Shelterbelt presents the regional premier of Pivot
It’s no secret that many rural Nebraskans have a different worldview than lots of city folks. And they have strong opinions about how “the good life” should be lived.
Playwright Alex Lubischer, who grew up in tiny Humphrey, NE (midway between Columbus and Norfolk), has mined those differences for both humor and drama in “Pivot,” a thought-provoking play opening Thursday at the Shelterbelt Theatre.
“Pivot” centers on a farm family that uses center-pivot irrigation near the fictional town of Milton, NE. George van Acren is nearing retirement. His son, Levi, is ready to take over the family farm as his dad battles cancer.
The play happens over four days when Levi’s planned marriage to Kara is thrown into chaos at the last minute, leaving characters pivoting on their futures — and their thinking.

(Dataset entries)

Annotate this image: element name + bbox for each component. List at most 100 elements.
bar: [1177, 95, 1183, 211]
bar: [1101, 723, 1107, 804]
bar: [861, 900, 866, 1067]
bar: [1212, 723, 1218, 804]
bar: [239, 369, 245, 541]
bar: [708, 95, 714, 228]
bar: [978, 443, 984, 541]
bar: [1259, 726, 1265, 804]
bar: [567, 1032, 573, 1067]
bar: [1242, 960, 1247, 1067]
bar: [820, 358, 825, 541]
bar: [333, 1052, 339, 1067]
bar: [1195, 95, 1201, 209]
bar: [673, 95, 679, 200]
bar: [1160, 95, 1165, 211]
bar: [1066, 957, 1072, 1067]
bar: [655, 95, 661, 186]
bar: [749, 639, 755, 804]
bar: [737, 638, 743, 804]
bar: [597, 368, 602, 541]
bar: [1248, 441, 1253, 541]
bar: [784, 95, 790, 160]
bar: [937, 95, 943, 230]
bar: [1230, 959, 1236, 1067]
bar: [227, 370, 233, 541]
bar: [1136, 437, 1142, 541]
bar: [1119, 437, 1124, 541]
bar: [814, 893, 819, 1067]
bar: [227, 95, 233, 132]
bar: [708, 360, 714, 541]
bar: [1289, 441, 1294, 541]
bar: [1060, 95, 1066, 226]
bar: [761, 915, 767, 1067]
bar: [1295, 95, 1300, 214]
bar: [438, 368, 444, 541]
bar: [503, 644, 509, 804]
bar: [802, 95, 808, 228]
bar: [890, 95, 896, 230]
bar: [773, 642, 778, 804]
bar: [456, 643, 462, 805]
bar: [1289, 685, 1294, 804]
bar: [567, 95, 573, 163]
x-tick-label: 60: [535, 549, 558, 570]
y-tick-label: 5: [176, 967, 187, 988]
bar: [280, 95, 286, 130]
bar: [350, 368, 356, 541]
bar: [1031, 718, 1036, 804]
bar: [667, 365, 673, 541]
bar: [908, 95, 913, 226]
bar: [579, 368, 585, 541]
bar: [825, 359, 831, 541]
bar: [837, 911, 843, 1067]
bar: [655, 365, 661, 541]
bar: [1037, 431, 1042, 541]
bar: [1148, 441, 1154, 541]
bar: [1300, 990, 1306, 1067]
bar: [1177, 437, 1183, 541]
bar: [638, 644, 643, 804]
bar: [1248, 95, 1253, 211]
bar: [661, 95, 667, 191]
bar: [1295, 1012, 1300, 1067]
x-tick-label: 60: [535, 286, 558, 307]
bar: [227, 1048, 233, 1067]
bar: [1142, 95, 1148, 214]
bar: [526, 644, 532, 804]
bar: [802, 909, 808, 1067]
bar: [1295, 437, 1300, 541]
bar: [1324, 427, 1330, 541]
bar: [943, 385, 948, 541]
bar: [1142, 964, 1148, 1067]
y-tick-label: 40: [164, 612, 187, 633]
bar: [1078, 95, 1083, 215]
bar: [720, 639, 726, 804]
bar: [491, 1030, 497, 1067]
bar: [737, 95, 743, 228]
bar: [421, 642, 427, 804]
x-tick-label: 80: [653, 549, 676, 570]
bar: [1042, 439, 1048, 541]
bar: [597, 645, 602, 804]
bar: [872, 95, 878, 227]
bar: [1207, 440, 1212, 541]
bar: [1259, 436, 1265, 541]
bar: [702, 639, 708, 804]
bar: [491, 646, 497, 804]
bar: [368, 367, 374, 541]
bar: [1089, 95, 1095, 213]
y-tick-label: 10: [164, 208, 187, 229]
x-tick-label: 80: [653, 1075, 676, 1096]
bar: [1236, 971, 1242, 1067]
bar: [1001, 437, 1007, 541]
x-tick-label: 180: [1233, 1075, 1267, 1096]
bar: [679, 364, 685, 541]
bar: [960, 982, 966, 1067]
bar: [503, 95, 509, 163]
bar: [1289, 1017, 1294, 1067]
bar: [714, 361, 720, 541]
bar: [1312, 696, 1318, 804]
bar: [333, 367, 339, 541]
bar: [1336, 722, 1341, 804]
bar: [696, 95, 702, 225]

ASSIGNMENT 1: Print the passage of the Pivot article starting at "Shelterbelt presents the" and ending at "dad battles cancer.".
ASSIGNMENT 2: Using the Pivot article, mark each statement yes or no and quote the deciding words: (a) The playwright grew up in Humphrey, NE. (b) Milton, NE, is a real town. (c) The play's events span one week.
ASSIGNMENT 3: Summarize the Pivot article in two sentences.

TASK ANSWER 1:
Shelterbelt presents the regional premier of Pivot
It’s no secret that many rural Nebraskans have a different worldview than lots of city folks. And they have strong opinions about how “the good life” should be lived.
Playwright Alex Lubischer, who grew up in tiny Humphrey, NE (midway between Columbus and Norfolk), has mined those differences for both humor and drama in “Pivot,” a thought-provoking play opening Thursday at the Shelterbelt Theatre.
“Pivot” centers on a farm family that uses center-pivot irrigation near the fictional town of Milton, NE. George van Acren is nearing retirement. His son, Levi, is ready to take over the family farm as his dad battles cancer.

TASK ANSWER 2:
(a) Yes: "Playwright Alex Lubischer, who grew up in tiny Humphrey, NE"
(b) No: "the fictional town of Milton, NE"
(c) No: "The play happens over four days"

TASK ANSWER 3: The Shelterbelt Theatre is presenting "Pivot," a play by Humphrey native Alex Lubischer that draws humor and drama from differences between rural and city Nebraskans. It follows a farm family near the fictional town of Milton, NE, over four days, as the son Levi prepares to take over the farm from his father, George, and his planned marriage to Kara is thrown into chaos at the last minute.